▶ [What to do] Switch every "body text" to "paragraph text" in the items from the line with "labels: back tray sizes: 3/4 [285, 554, 309, 577]" up to and including the line with "labels: front tray sizes [1243, 649, 1500, 1024]", and give only those lines with everything else left as it is.

** BEGIN Supplied data **

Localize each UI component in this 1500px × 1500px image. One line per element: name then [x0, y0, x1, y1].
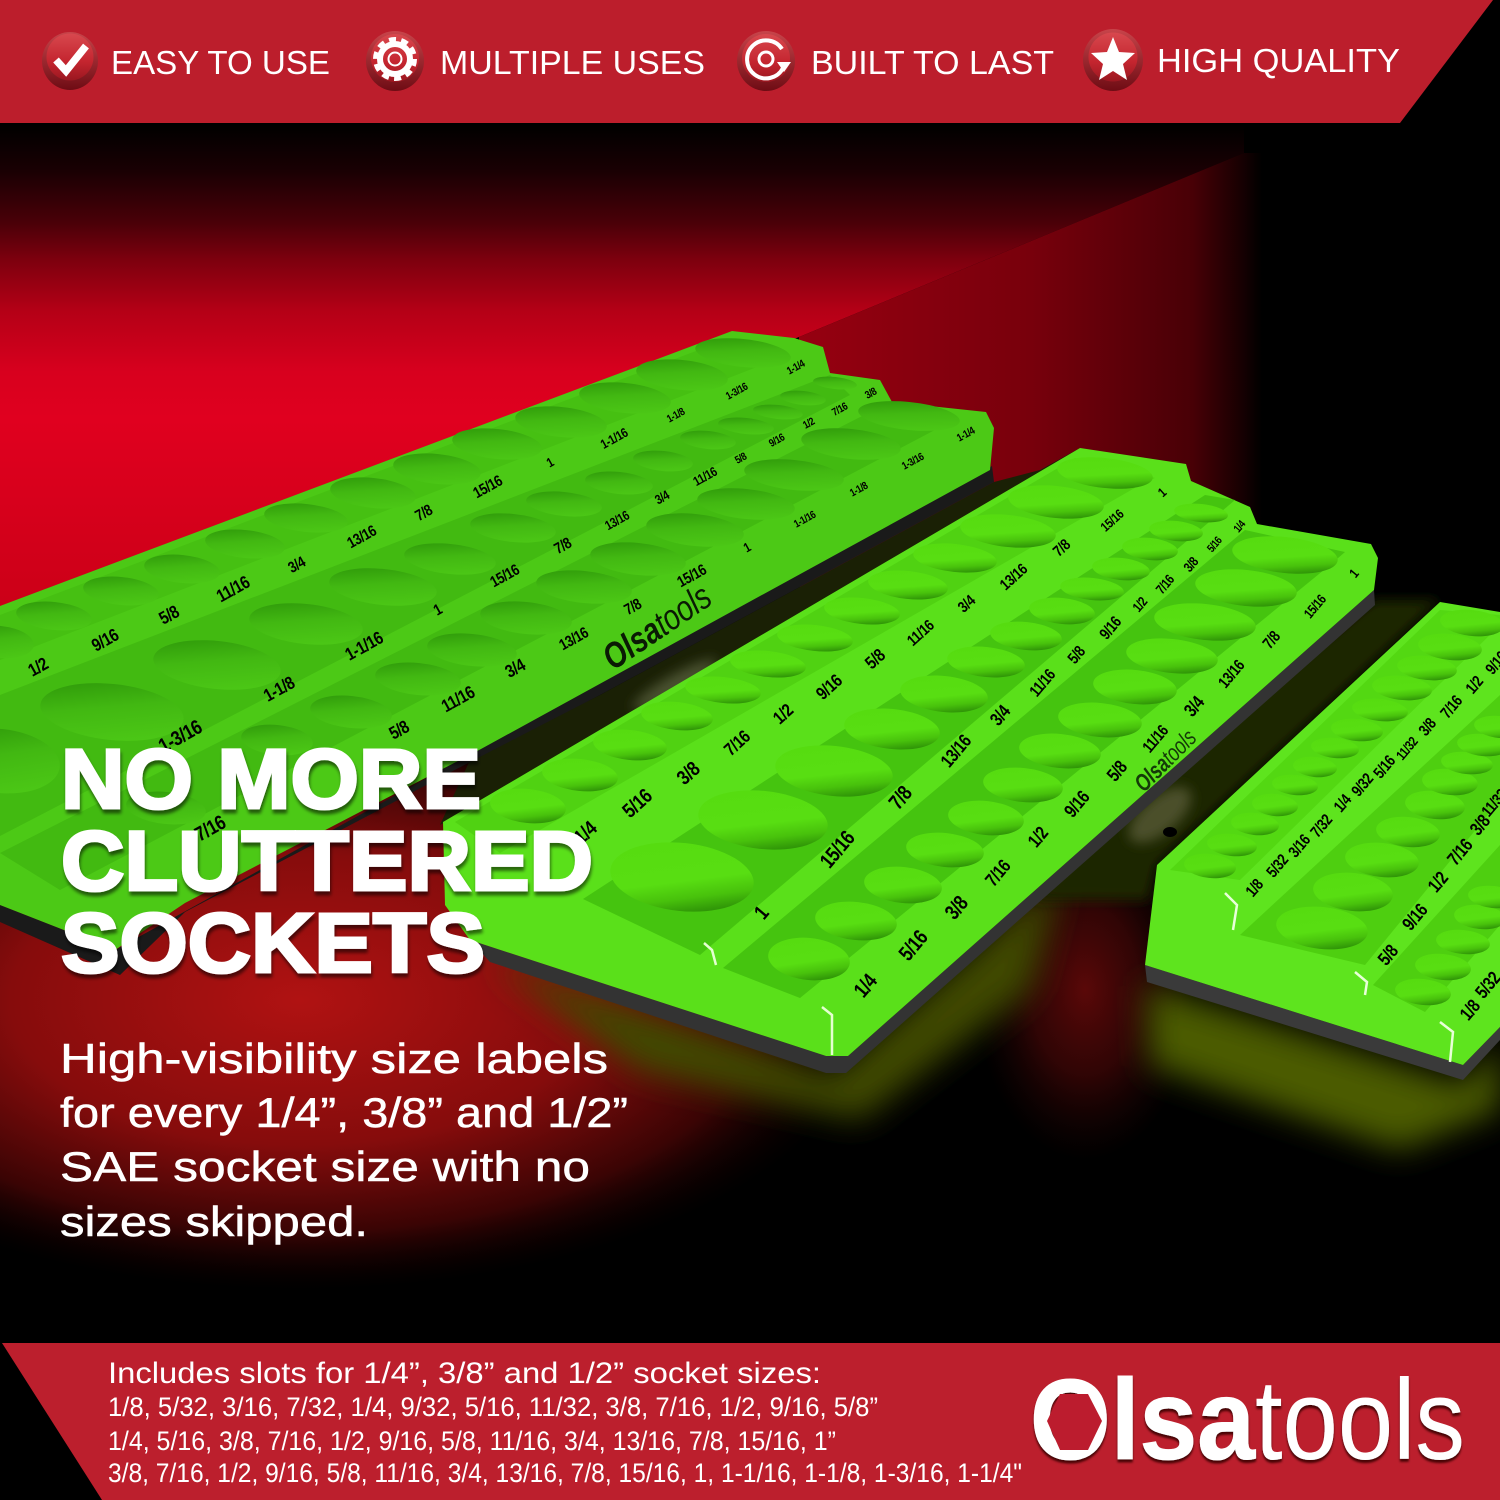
labels: back tray sizes: 3/4 [285, 554, 309, 577]
labels: middle tray sizes: 3/8 [1181, 554, 1202, 575]
labels: front tray sizes: 3/8 [1416, 715, 1440, 740]
labels: middle tray sizes: 1/2 [1130, 594, 1151, 615]
body text: for every 1/4”, 3/8” and 1/2” [60, 1089, 628, 1136]
body text: SAE socket size with no [60, 1143, 590, 1190]
labels: back tray sizes: 15/16 [674, 561, 710, 591]
labels: back tray sizes: 9/16 [88, 624, 122, 656]
feature label: multiple uses: MULTIPLE USES [440, 44, 705, 81]
logo: Olsatools: Olsa [1030, 1357, 1256, 1484]
labels: back tray sizes: 1-1/8 [260, 672, 298, 706]
labels: front tray sizes [1243, 649, 1500, 1024]
labels: back tray sizes: 1-1/8 [848, 480, 871, 500]
labels: back tray sizes: 15/16 [470, 472, 506, 502]
labels: middle tray sizes: 7/8 [885, 782, 918, 814]
labels: middle tray sizes: 11/16 [904, 617, 938, 650]
labels: back tray sizes: 7/8 [412, 502, 436, 525]
labels: back tray sizes: 1-1/16 [792, 509, 819, 531]
holes: front tray front row [1394, 883, 1500, 1008]
labels: front tray sizes: 1/8 [1456, 996, 1484, 1024]
labels: back tray sizes: 1-3/16 [154, 715, 206, 757]
body text: sizes skipped. [60, 1198, 368, 1245]
tray: middle tray with three tiers [443, 448, 1378, 1073]
labels: middle tray sizes: 1/2 [769, 700, 797, 728]
holes: back tray row two [0, 375, 858, 799]
labels: front tray sizes: 1/2 [1463, 673, 1487, 698]
labels: back tray sizes: 9/16 [767, 431, 788, 450]
labels: middle tray sizes: 11/16 [1140, 722, 1173, 757]
labels: back tray sizes: 7/8 [621, 596, 645, 619]
labels: back tray sizes: 3/4 [501, 654, 530, 682]
labels: middle tray sizes: 3/8 [672, 757, 704, 789]
icon: gear button [366, 31, 424, 91]
holes: middle tray row two [607, 501, 1229, 918]
labels: back tray sizes: 1 [544, 454, 557, 471]
labels: front tray sizes: 3/8 [1466, 811, 1494, 839]
icon: star button [1083, 29, 1143, 91]
labels: back tray sizes: 5/8 [155, 601, 183, 629]
labels: back tray sizes: 7/8 [551, 535, 575, 558]
labels: middle tray sizes: 3/4 [986, 701, 1015, 730]
holes: back tray row one [0, 334, 792, 661]
holes: back tray row three [125, 397, 961, 828]
labels: middle tray sizes: 7/8 [1260, 628, 1284, 653]
labels: middle tray sizes: 3/4 [1180, 692, 1209, 721]
labels: back tray sizes: 1 [741, 539, 754, 556]
socket size list: 3/8, 7/16, 1/2, 9/16, 5/8, 11/16, 3/4, 13/16, 7/8, 15/16, 1, 1-1/16, 1-1/8, 1-3/16, 1-1/4" [108, 1458, 1022, 1488]
labels: middle tray sizes: 1 [1155, 485, 1170, 500]
labels: middle tray sizes: 15/16 [816, 827, 860, 873]
labels: back tray sizes: 1/2 [24, 653, 52, 681]
labels: middle tray sizes: 5/8 [1103, 757, 1131, 785]
labels: back tray sizes: 3/4 [652, 487, 672, 508]
labels: middle tray sizes: 5/16 [895, 927, 933, 966]
labels: back tray sizes: 11/16 [690, 464, 720, 489]
labels: middle tray sizes: 1/4 [1232, 518, 1249, 535]
labels: back tray sizes: 15/16 [487, 561, 523, 591]
labels: back tray sizes: 1-1/4 [785, 358, 808, 378]
labels: back tray sizes: 13/16 [556, 624, 592, 654]
labels: middle tray sizes: 7/8 [1050, 536, 1074, 561]
labels: back tray sizes: 1-1/16 [598, 425, 631, 452]
heading: CLUTTERED [61, 814, 593, 908]
labels: back tray sizes: 5/8 [385, 716, 413, 744]
labels: back tray sizes: 11/16 [213, 572, 253, 607]
labels: front tray sizes: 9/32 [1349, 771, 1378, 800]
socket size list: 1/4, 5/16, 3/8, 7/16, 1/2, 9/16, 5/8, 11/16, 3/4, 13/16, 7/8, 15/16, 1” [108, 1426, 836, 1456]
labels: front tray sizes: 1/4 [1331, 791, 1356, 816]
labels: back tray sizes: 1-1/16 [341, 627, 387, 665]
labels: back tray sizes [24, 358, 978, 846]
labels: front tray sizes: 1/8 [1243, 876, 1267, 901]
labels: front tray sizes: 3/16 [1286, 832, 1315, 861]
icon: cycle gear button [737, 31, 795, 91]
labels: middle tray sizes: 1/4 [569, 816, 602, 848]
labels: middle tray sizes: 1 [750, 902, 774, 924]
feature label: easy to use: EASY TO USE [111, 44, 330, 81]
socket size list: 1/8, 5/32, 3/16, 7/32, 1/4, 9/32, 5/16, 11/32, 3/8, 7/16, 1/2, 9/16, 5/8” [108, 1392, 878, 1422]
labels: middle tray sizes: 7/16 [1153, 572, 1178, 597]
labels: middle tray sizes: 7/16 [720, 726, 754, 760]
labels: front tray sizes: 1/2 [1424, 868, 1452, 896]
labels: back tray sizes: 1/2 [801, 416, 818, 432]
icon: check mark button [42, 32, 98, 90]
labels: back tray sizes: 13/16 [602, 507, 632, 533]
labels: middle tray sizes: 1/2 [1024, 823, 1052, 851]
labels: middle tray sizes: 13/16 [1215, 657, 1249, 692]
labels: back tray sizes: 1-3/16 [724, 381, 751, 403]
labels: middle tray sizes: 5/8 [861, 645, 889, 673]
labels: back tray sizes: 5/8 [733, 451, 750, 467]
holes: front tray middle row [1274, 713, 1500, 954]
labels: middle tray sizes: 1/4 [850, 970, 883, 1002]
holes: front tray small row [1183, 607, 1500, 881]
labels: middle tray sizes: 5/16 [1205, 535, 1225, 555]
labels: middle tray sizes: 3/8 [941, 892, 974, 924]
body text [60, 1035, 628, 1245]
labels: middle tray sizes: 11/16 [1027, 666, 1060, 701]
highlights on middle tray corners [704, 943, 832, 1055]
labels: middle tray sizes: 13/16 [937, 731, 975, 771]
top banner [0, 0, 1493, 123]
labels: middle tray sizes: 5/16 [618, 784, 656, 822]
labels: front tray sizes: 5/16 [1371, 753, 1400, 782]
body text: High-visibility size labels [60, 1035, 608, 1082]
labels: back tray sizes: 7/16 [830, 400, 851, 419]
labels: back tray sizes: 11/16 [438, 682, 478, 717]
labels: front tray sizes: 11/32 [1393, 734, 1421, 763]
labels: back tray sizes: 13/16 [344, 522, 380, 552]
holes: middle tray row three [766, 532, 1340, 984]
feature label: built to last: BUILT TO LAST [811, 44, 1054, 81]
labels: back tray sizes: 1-3/16 [900, 451, 927, 473]
labels: back tray sizes: 7/16 [191, 811, 229, 846]
labels: back tray sizes: 1 [431, 601, 446, 620]
bottom banner [2, 1343, 1500, 1500]
labels: middle tray sizes [569, 485, 1362, 1002]
holes: middle tray row one [488, 453, 1154, 827]
labels: middle tray sizes: 9/16 [1060, 787, 1094, 821]
logo on back tray: Olsatools [595, 575, 719, 678]
labels: back tray sizes: 1-1/8 [665, 406, 688, 426]
labels: front tray sizes: 7/32 [1308, 812, 1337, 841]
tray: back tray with three tiers [0, 331, 994, 975]
labels: middle tray sizes: 13/16 [997, 561, 1032, 594]
labels: front tray sizes: 7/16 [1443, 835, 1477, 869]
logo on middle tray: Olsatools [1129, 724, 1202, 797]
labels: back tray sizes: 1-1/4 [955, 425, 978, 445]
heading [61, 732, 593, 990]
socket size list [108, 1357, 1022, 1488]
labels: front tray sizes: 9/16 [1398, 900, 1432, 934]
labels: middle tray sizes: 9/16 [812, 670, 846, 704]
socket size list: Includes slots for 1/4”, 3/8” and 1/2” socket sizes: [108, 1357, 821, 1390]
tray: front right tray [1145, 602, 1500, 1080]
labels: back tray sizes: 3/8 [863, 386, 880, 402]
logo: Olsatools: tools [1255, 1357, 1465, 1484]
labels: middle tray sizes: 15/16 [1301, 592, 1329, 621]
feature label: high quality: HIGH QUALITY [1157, 42, 1400, 79]
heading: SOCKETS [61, 896, 485, 990]
labels: front tray sizes: 5/32 [1264, 852, 1293, 881]
labels: middle tray sizes: 5/8 [1065, 643, 1089, 668]
labels: middle tray sizes: 9/16 [1097, 614, 1126, 643]
highlights on front tray corners [1225, 893, 1453, 1062]
labels: middle tray sizes: 15/16 [1098, 506, 1127, 535]
logo: Olsatools [1030, 1357, 1465, 1484]
labels: middle tray sizes: 7/16 [981, 856, 1015, 890]
labels: front tray sizes: 5/8 [1374, 941, 1402, 969]
labels: front tray sizes: 7/16 [1438, 693, 1467, 722]
heading: NO MORE [61, 732, 481, 826]
labels: middle tray sizes: 3/4 [955, 592, 979, 617]
labels: middle tray sizes: 1 [1346, 566, 1362, 581]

** END Supplied data **

▶ [Solution to this task]
labels: back tray sizes: 3/4 [285, 554, 309, 577]
labels: middle tray sizes: 3/8 [1181, 554, 1202, 575]
labels: front tray sizes: 3/8 [1416, 715, 1440, 740]
labels: middle tray sizes: 1/2 [1130, 594, 1151, 615]
paragraph text: for every 1/4”, 3/8” and 1/2” [60, 1089, 628, 1136]
paragraph text: SAE socket size with no [60, 1143, 590, 1190]
labels: back tray sizes: 15/16 [674, 561, 710, 591]
labels: back tray sizes: 9/16 [88, 624, 122, 656]
feature label: multiple uses: MULTIPLE USES [440, 44, 705, 81]
logo: Olsatools: Olsa [1030, 1357, 1256, 1484]
labels: back tray sizes: 1-1/8 [260, 672, 298, 706]
labels: front tray sizes [1243, 649, 1500, 1024]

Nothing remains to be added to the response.